To be done :: Pull out from the material below all lines with "ordre".

— start of Items —

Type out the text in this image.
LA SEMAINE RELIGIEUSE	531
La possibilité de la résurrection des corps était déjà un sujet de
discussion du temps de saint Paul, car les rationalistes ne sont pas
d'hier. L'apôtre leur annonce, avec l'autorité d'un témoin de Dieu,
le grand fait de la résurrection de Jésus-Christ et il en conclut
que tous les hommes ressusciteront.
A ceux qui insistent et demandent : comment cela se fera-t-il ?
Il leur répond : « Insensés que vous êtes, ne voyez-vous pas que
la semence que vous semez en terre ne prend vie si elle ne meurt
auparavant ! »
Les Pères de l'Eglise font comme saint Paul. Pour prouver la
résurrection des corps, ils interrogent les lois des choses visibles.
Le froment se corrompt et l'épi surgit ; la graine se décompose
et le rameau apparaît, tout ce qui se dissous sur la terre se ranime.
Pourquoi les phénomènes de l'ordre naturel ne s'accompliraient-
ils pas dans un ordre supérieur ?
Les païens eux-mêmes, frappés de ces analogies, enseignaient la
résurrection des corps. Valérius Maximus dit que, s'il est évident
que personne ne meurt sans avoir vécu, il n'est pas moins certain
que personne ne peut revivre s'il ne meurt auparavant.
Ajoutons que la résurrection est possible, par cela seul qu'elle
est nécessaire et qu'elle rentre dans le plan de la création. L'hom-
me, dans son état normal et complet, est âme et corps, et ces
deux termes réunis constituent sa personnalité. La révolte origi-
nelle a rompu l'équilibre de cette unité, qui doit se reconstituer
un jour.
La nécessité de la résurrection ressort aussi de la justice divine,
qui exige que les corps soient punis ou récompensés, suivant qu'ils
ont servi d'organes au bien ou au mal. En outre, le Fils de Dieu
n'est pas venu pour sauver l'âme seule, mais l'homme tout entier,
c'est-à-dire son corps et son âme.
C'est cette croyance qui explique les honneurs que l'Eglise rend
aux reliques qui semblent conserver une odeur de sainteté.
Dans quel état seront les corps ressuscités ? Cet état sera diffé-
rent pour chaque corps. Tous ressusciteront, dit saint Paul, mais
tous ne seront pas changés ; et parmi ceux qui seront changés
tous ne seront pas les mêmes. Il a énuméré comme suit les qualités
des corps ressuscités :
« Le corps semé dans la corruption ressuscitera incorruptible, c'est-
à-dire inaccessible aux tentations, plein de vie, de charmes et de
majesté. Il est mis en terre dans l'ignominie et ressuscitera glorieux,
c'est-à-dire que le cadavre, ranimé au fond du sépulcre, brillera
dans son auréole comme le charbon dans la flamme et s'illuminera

— end of Items —

Problem solution ::
Pourquoi les phénomènes de l'ordre naturel ne s'accompliraient-
ils pas dans un ordre supérieur ?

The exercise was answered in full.